__Short exercise__. Copy the listing below in full and skip every picture.

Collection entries
# # # #

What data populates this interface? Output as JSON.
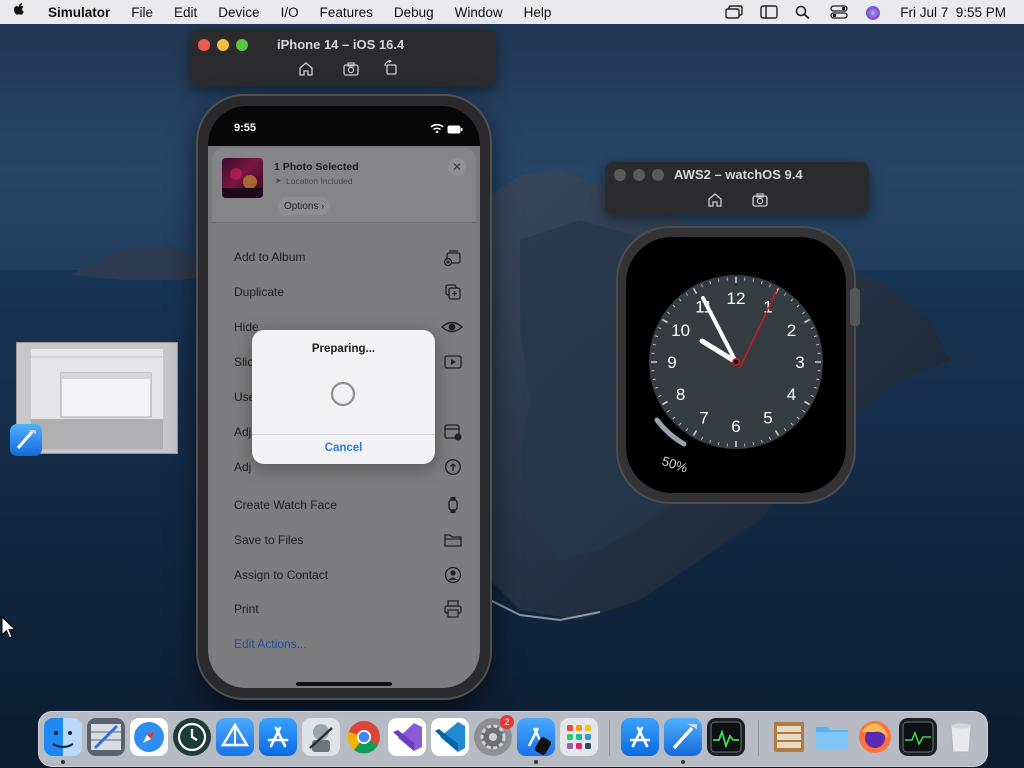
{
  "menubar": {
    "apple_icon": "apple-logo-icon",
    "app_name": "Simulator",
    "items": [
      "File",
      "Edit",
      "Device",
      "I/O",
      "Features",
      "Debug",
      "Window",
      "Help"
    ],
    "datetime": "Fri Jul 7  9:55 PM"
  },
  "iphone_window": {
    "title": "iPhone 14 – iOS 16.4",
    "tools": [
      "home-icon",
      "screenshot-icon",
      "rotate-icon"
    ]
  },
  "watch_window": {
    "title": "AWS2 – watchOS 9.4",
    "tools": [
      "home-icon",
      "screenshot-icon"
    ]
  },
  "iphone": {
    "time": "9:55",
    "sheet": {
      "header_title": "1 Photo Selected",
      "header_subtitle": "Location Included",
      "options_label": "Options",
      "actions": [
        {
          "label": "Add to Album",
          "icon": "add-to-album-icon"
        },
        {
          "label": "Duplicate",
          "icon": "duplicate-icon"
        },
        {
          "label": "Hide",
          "icon": "eye-icon"
        },
        {
          "label": "Slideshow",
          "icon": "play-icon"
        },
        {
          "label": "Use as Wallpaper",
          "icon": ""
        },
        {
          "label": "Adjust Date & Time",
          "icon": "calendar-icon"
        },
        {
          "label": "Adjust Location",
          "icon": "info-icon"
        },
        {
          "label": "Create Watch Face",
          "icon": "watch-icon"
        },
        {
          "label": "Save to Files",
          "icon": "folder-icon"
        },
        {
          "label": "Assign to Contact",
          "icon": "contact-icon"
        },
        {
          "label": "Print",
          "icon": "printer-icon"
        }
      ],
      "visible_labels": [
        "Add to Album",
        "Duplicate",
        "Hide",
        "Slic",
        "Use",
        "Adj",
        "Adj",
        "Create Watch Face",
        "Save to Files",
        "Assign to Contact",
        "Print"
      ],
      "edit_actions": "Edit Actions..."
    },
    "dialog": {
      "title": "Preparing...",
      "cancel": "Cancel"
    }
  },
  "watch": {
    "numbers": [
      "12",
      "1",
      "2",
      "3",
      "4",
      "5",
      "6",
      "7",
      "8",
      "9",
      "10",
      "11"
    ],
    "battery": "50%",
    "battery_level": 0.5
  },
  "dock": {
    "apps": [
      "finder-icon",
      "instruments-icon",
      "safari-icon",
      "time-machine-icon",
      "testflight-icon",
      "app-store-connect-icon",
      "automator-icon",
      "chrome-icon",
      "visual-studio-icon",
      "vscode-icon",
      "system-preferences-icon",
      "simulator-icon",
      "launchpad-icon",
      "app-store-icon",
      "xcode-icon",
      "activity-monitor-icon",
      "archive-icon",
      "folder-icon",
      "firefox-icon",
      "console-icon",
      "trash-icon"
    ],
    "badge": "2"
  },
  "colors": {
    "accent": "#1f4f9a",
    "watch_second_hand": "#e01515",
    "dialog_button": "#2c7be5"
  }
}
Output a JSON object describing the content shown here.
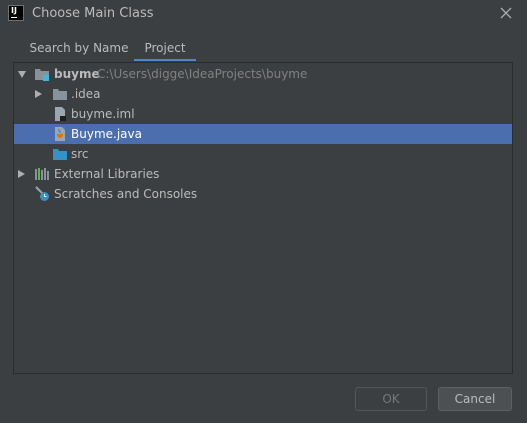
{
  "window": {
    "title": "Choose Main Class",
    "logo_text": "IJ"
  },
  "tabs": [
    {
      "label": "Search by Name",
      "active": false
    },
    {
      "label": "Project",
      "active": true
    }
  ],
  "tree": {
    "root": {
      "name": "buyme",
      "path": "C:\\Users\\digge\\IdeaProjects\\buyme"
    },
    "items": [
      {
        "label": ".idea",
        "icon": "folder-icon"
      },
      {
        "label": "buyme.iml",
        "icon": "iml-file-icon"
      },
      {
        "label": "Buyme.java",
        "icon": "java-class-icon",
        "selected": true
      },
      {
        "label": "src",
        "icon": "source-folder-icon"
      },
      {
        "label": "External Libraries",
        "icon": "libraries-icon"
      },
      {
        "label": "Scratches and Consoles",
        "icon": "scratches-icon"
      }
    ]
  },
  "buttons": {
    "ok": "OK",
    "cancel": "Cancel"
  },
  "colors": {
    "background": "#3c3f41",
    "selection": "#4b6eaf",
    "accent": "#4a88c7"
  }
}
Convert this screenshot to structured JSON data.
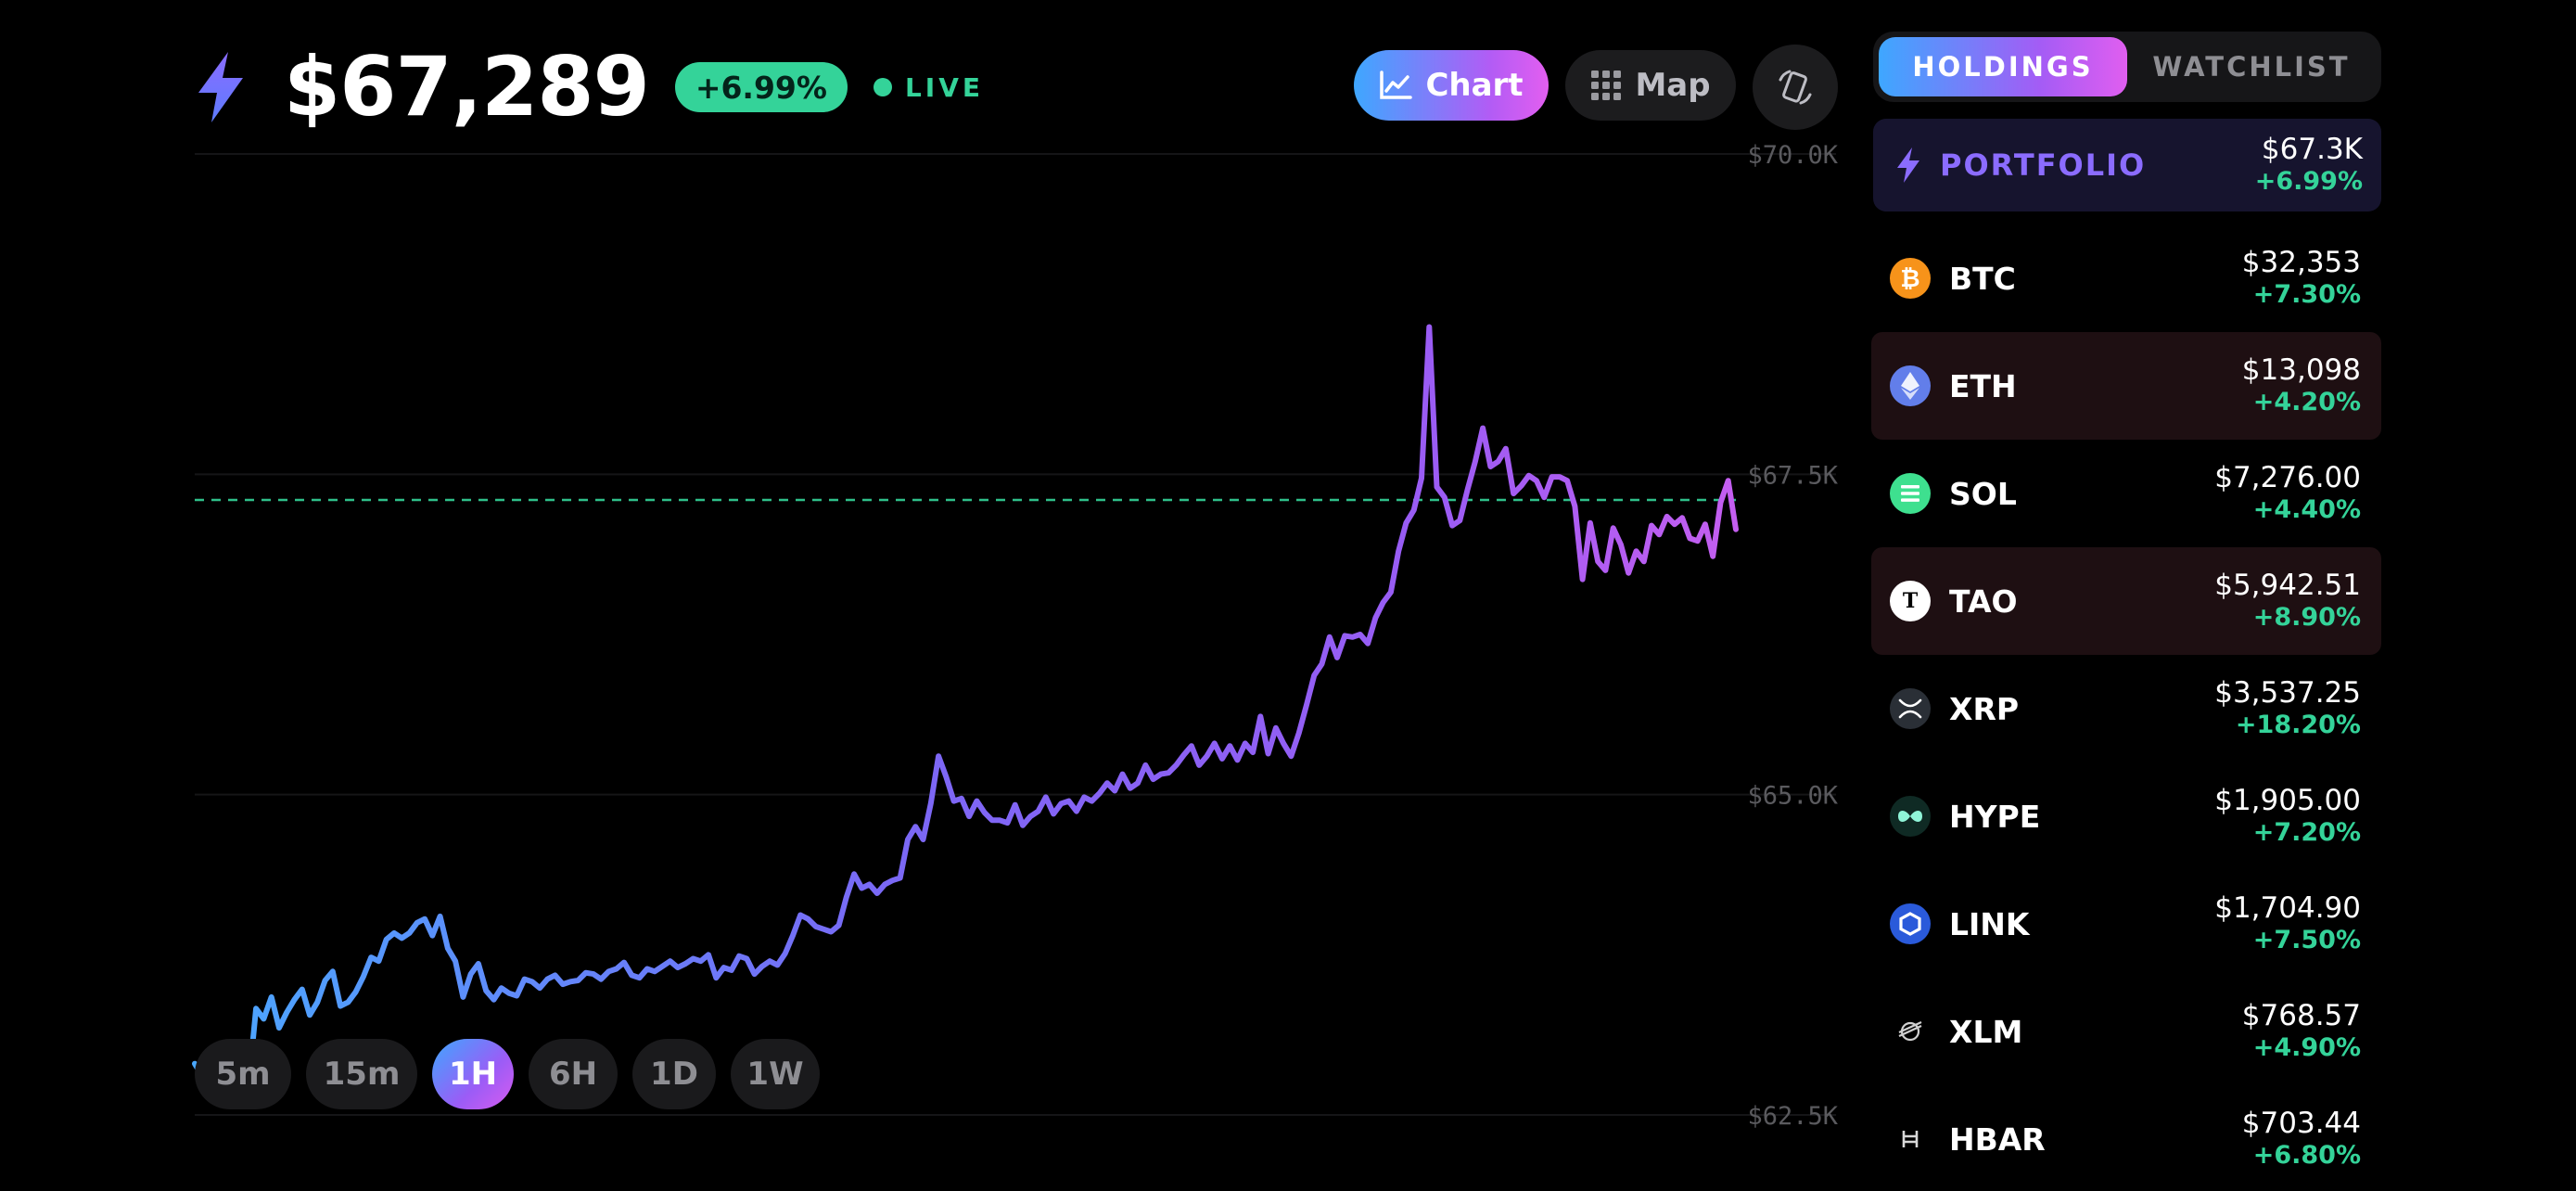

# # # #

__Final result__.
What data populates this interface? Output as JSON.
{
  "menubar": {
    "apple_icon": "apple-logo-icon",
    "app_name": "Simulator",
    "items": [
      "File",
      "Edit",
      "Device",
      "I/O",
      "Features",
      "Debug",
      "Window",
      "Help"
    ],
    "datetime": "Fri Jul 7  9:55 PM"
  },
  "iphone_window": {
    "title": "iPhone 14 – iOS 16.4",
    "tools": [
      "home-icon",
      "screenshot-icon",
      "rotate-icon"
    ]
  },
  "watch_window": {
    "title": "AWS2 – watchOS 9.4",
    "tools": [
      "home-icon",
      "screenshot-icon"
    ]
  },
  "iphone": {
    "time": "9:55",
    "sheet": {
      "header_title": "1 Photo Selected",
      "header_subtitle": "Location Included",
      "options_label": "Options",
      "actions": [
        {
          "label": "Add to Album",
          "icon": "add-to-album-icon"
        },
        {
          "label": "Duplicate",
          "icon": "duplicate-icon"
        },
        {
          "label": "Hide",
          "icon": "eye-icon"
        },
        {
          "label": "Slideshow",
          "icon": "play-icon"
        },
        {
          "label": "Use as Wallpaper",
          "icon": ""
        },
        {
          "label": "Adjust Date & Time",
          "icon": "calendar-icon"
        },
        {
          "label": "Adjust Location",
          "icon": "info-icon"
        },
        {
          "label": "Create Watch Face",
          "icon": "watch-icon"
        },
        {
          "label": "Save to Files",
          "icon": "folder-icon"
        },
        {
          "label": "Assign to Contact",
          "icon": "contact-icon"
        },
        {
          "label": "Print",
          "icon": "printer-icon"
        }
      ],
      "visible_labels": [
        "Add to Album",
        "Duplicate",
        "Hide",
        "Slic",
        "Use",
        "Adj",
        "Adj",
        "Create Watch Face",
        "Save to Files",
        "Assign to Contact",
        "Print"
      ],
      "edit_actions": "Edit Actions..."
    },
    "dialog": {
      "title": "Preparing...",
      "cancel": "Cancel"
    }
  },
  "watch": {
    "numbers": [
      "12",
      "1",
      "2",
      "3",
      "4",
      "5",
      "6",
      "7",
      "8",
      "9",
      "10",
      "11"
    ],
    "battery": "50%",
    "battery_level": 0.5
  },
  "dock": {
    "apps": [
      "finder-icon",
      "instruments-icon",
      "safari-icon",
      "time-machine-icon",
      "testflight-icon",
      "app-store-connect-icon",
      "automator-icon",
      "chrome-icon",
      "visual-studio-icon",
      "vscode-icon",
      "system-preferences-icon",
      "simulator-icon",
      "launchpad-icon",
      "app-store-icon",
      "xcode-icon",
      "activity-monitor-icon",
      "archive-icon",
      "folder-icon",
      "firefox-icon",
      "console-icon",
      "trash-icon"
    ],
    "badge": "2"
  },
  "colors": {
    "accent": "#1f4f9a",
    "watch_second_hand": "#e01515",
    "dialog_button": "#2c7be5"
  }
}
Output a JSON object describing the content shown here.
{
  "window": {
    "title": "Choose Main Class",
    "logo_text": "IJ"
  },
  "tabs": [
    {
      "label": "Search by Name",
      "active": false
    },
    {
      "label": "Project",
      "active": true
    }
  ],
  "tree": {
    "root": {
      "name": "buyme",
      "path": "C:\\Users\\digge\\IdeaProjects\\buyme"
    },
    "items": [
      {
        "label": ".idea",
        "icon": "folder-icon"
      },
      {
        "label": "buyme.iml",
        "icon": "iml-file-icon"
      },
      {
        "label": "Buyme.java",
        "icon": "java-class-icon",
        "selected": true
      },
      {
        "label": "src",
        "icon": "source-folder-icon"
      },
      {
        "label": "External Libraries",
        "icon": "libraries-icon"
      },
      {
        "label": "Scratches and Consoles",
        "icon": "scratches-icon"
      }
    ]
  },
  "buttons": {
    "ok": "OK",
    "cancel": "Cancel"
  },
  "colors": {
    "background": "#3c3f41",
    "selection": "#4b6eaf",
    "accent": "#4a88c7"
  }
}
Convert this screenshot to structured JSON data.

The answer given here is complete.